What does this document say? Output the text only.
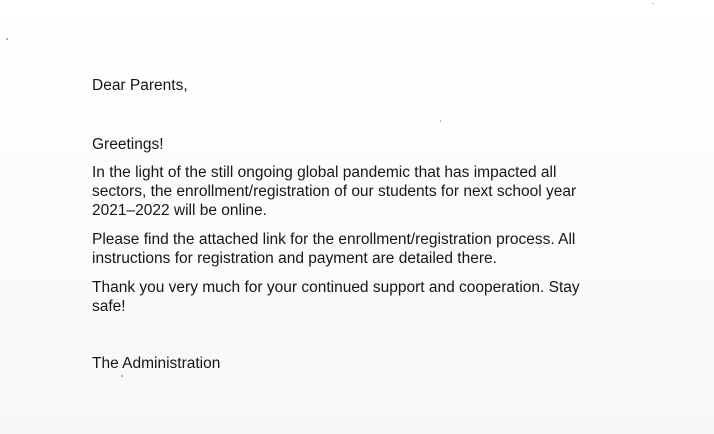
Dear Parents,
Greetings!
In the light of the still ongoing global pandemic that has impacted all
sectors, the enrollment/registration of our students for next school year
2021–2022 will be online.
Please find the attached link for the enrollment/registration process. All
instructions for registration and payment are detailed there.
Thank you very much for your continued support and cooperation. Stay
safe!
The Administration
--------
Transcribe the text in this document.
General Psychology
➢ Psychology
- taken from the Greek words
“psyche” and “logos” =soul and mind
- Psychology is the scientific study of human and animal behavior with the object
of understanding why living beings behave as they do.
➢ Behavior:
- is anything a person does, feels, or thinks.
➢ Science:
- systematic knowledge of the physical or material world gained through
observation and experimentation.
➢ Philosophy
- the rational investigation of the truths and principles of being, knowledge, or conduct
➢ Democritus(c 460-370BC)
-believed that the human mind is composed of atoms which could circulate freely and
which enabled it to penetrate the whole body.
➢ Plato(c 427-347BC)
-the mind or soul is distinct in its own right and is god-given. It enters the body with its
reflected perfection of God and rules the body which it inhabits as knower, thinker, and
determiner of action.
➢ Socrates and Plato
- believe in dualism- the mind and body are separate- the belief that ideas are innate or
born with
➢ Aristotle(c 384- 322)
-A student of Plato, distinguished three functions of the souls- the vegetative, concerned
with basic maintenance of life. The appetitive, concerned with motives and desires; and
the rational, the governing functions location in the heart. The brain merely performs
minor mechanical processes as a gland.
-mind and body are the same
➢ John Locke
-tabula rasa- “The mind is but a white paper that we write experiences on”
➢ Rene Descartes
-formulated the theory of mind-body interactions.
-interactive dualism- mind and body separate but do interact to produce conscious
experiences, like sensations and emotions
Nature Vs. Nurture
--------
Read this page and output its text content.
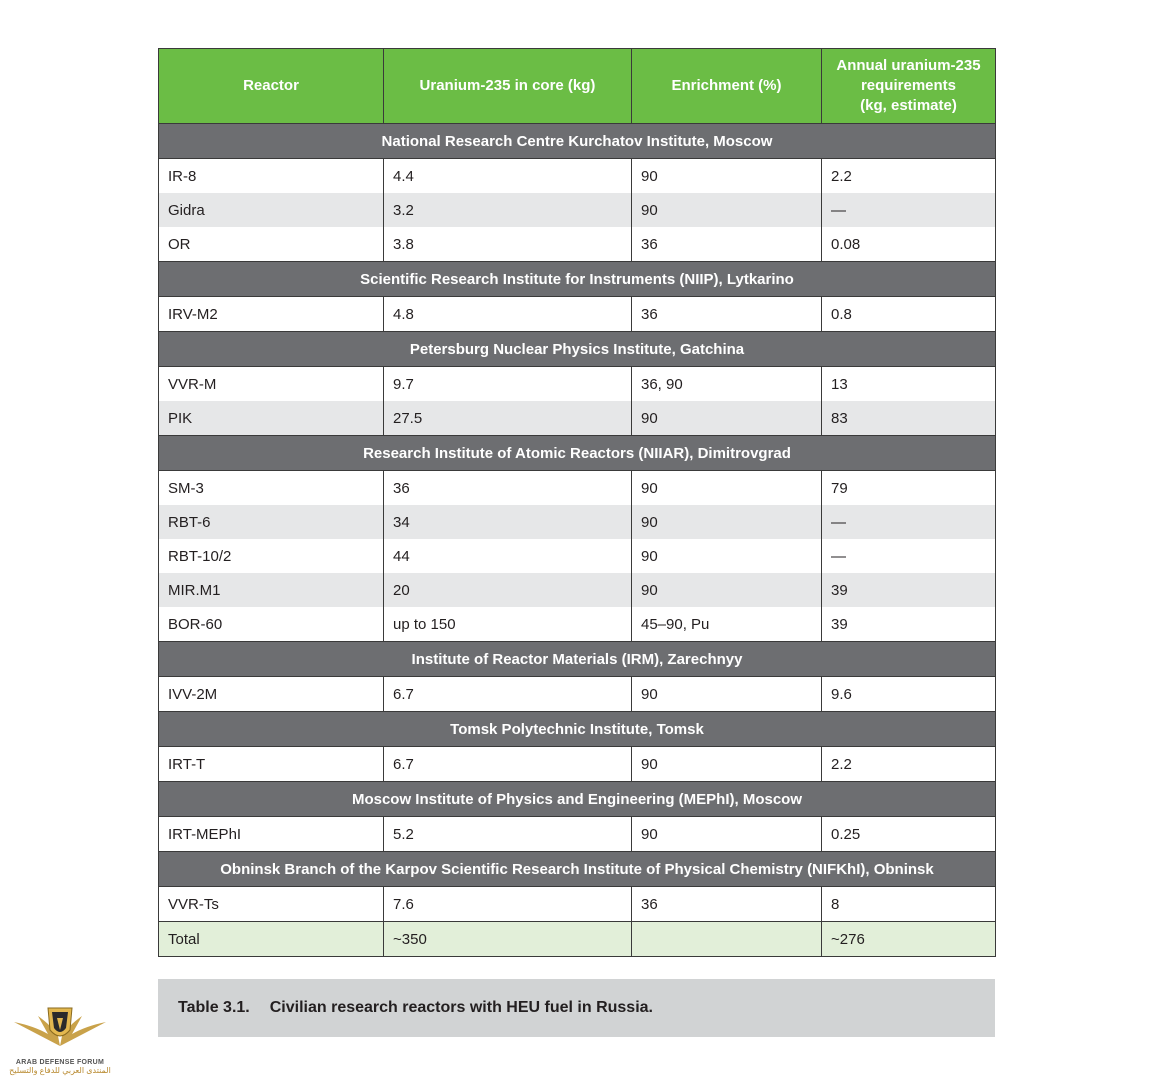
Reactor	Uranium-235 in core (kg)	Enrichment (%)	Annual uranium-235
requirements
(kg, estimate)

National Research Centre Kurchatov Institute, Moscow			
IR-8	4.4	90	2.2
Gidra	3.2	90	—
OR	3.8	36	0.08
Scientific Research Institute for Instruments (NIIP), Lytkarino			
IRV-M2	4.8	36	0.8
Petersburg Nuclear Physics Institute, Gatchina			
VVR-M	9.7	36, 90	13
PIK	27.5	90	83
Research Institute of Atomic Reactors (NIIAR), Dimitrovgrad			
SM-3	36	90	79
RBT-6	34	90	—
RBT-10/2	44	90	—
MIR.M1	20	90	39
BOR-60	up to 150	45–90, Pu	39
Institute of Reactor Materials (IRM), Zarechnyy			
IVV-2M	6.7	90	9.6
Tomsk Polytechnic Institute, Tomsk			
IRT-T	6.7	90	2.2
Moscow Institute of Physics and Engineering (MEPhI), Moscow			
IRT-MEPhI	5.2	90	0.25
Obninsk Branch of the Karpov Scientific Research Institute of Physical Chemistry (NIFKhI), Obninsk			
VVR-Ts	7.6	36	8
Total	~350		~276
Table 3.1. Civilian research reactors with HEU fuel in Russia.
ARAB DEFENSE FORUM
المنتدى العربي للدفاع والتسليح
--------
(Written problem) Review the material and copy each line in which the word "functions" appears.

(Solution)
-A student of Plato, distinguished three functions of the souls- the vegetative, concerned
the rational, the governing functions location in the heart. The brain merely performs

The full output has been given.